= REQUIREMENTS =
Transcribe the data in full and exactly, omitting any pictures.

▬▬▬

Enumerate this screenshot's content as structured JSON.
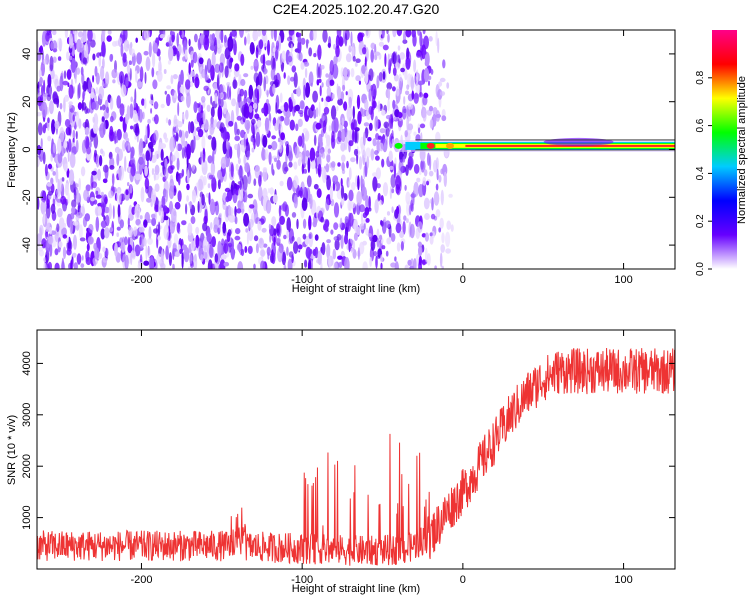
{
  "title": "C2E4.2025.102.20.47.G20",
  "chart_data": [
    {
      "type": "heatmap",
      "xlabel": "Height of straight line (km)",
      "ylabel": "Frequency (Hz)",
      "xlim": [
        -265,
        132
      ],
      "ylim": [
        -50,
        50
      ],
      "xticks": [
        -200,
        -100,
        0,
        100
      ],
      "yticks": [
        -40,
        -20,
        0,
        20,
        40
      ],
      "colorbar": {
        "label": "Normalized spectral amplitude",
        "range": [
          0,
          1
        ],
        "ticks": [
          "0.0",
          "0.2",
          "0.4",
          "0.6",
          "0.8"
        ],
        "colors": [
          "#ffffff",
          "#6600ff",
          "#0000ff",
          "#00ccff",
          "#00ff00",
          "#ffff00",
          "#ff0000",
          "#ff0088"
        ]
      },
      "description_points": {
        "noise_region_x": [
          -265,
          -25
        ],
        "signal_line_freq_hz": 1.5,
        "signal_start_x": -42
      }
    },
    {
      "type": "line",
      "xlabel": "Height of straight line (km)",
      "ylabel": "SNR (10 * v/v)",
      "xlim": [
        -265,
        132
      ],
      "ylim": [
        0,
        4650
      ],
      "xticks": [
        -200,
        -100,
        0,
        100
      ],
      "yticks": [
        1000,
        2000,
        3000,
        4000
      ],
      "series_color": "#ee3333",
      "profile": {
        "x": [
          -265,
          -150,
          -100,
          -60,
          -35,
          -20,
          -10,
          0,
          10,
          20,
          30,
          40,
          50,
          60,
          80,
          100,
          132
        ],
        "y": [
          450,
          450,
          400,
          350,
          380,
          650,
          1100,
          1500,
          2000,
          2500,
          3000,
          3400,
          3700,
          3850,
          3850,
          3850,
          3850
        ]
      }
    }
  ]
}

▬▬▬

= EXPECTED OUTPUT =
Enumerate this screenshot's content as structured JSON.
{
  "title": "C2E4.2025.102.20.47.G20",
  "chart_data": [
    {
      "type": "heatmap",
      "xlabel": "Height of straight line (km)",
      "ylabel": "Frequency (Hz)",
      "xlim": [
        -265,
        132
      ],
      "ylim": [
        -50,
        50
      ],
      "xticks": [
        -200,
        -100,
        0,
        100
      ],
      "yticks": [
        -40,
        -20,
        0,
        20,
        40
      ],
      "colorbar": {
        "label": "Normalized spectral amplitude",
        "range": [
          0,
          1
        ],
        "ticks": [
          "0.0",
          "0.2",
          "0.4",
          "0.6",
          "0.8"
        ],
        "colors": [
          "#ffffff",
          "#6600ff",
          "#0000ff",
          "#00ccff",
          "#00ff00",
          "#ffff00",
          "#ff0000",
          "#ff0088"
        ]
      },
      "description_points": {
        "noise_region_x": [
          -265,
          -25
        ],
        "signal_line_freq_hz": 1.5,
        "signal_start_x": -42
      }
    },
    {
      "type": "line",
      "xlabel": "Height of straight line (km)",
      "ylabel": "SNR (10 * v/v)",
      "xlim": [
        -265,
        132
      ],
      "ylim": [
        0,
        4650
      ],
      "xticks": [
        -200,
        -100,
        0,
        100
      ],
      "yticks": [
        1000,
        2000,
        3000,
        4000
      ],
      "series_color": "#ee3333",
      "profile": {
        "x": [
          -265,
          -150,
          -100,
          -60,
          -35,
          -20,
          -10,
          0,
          10,
          20,
          30,
          40,
          50,
          60,
          80,
          100,
          132
        ],
        "y": [
          450,
          450,
          400,
          350,
          380,
          650,
          1100,
          1500,
          2000,
          2500,
          3000,
          3400,
          3700,
          3850,
          3850,
          3850,
          3850
        ]
      }
    }
  ]
}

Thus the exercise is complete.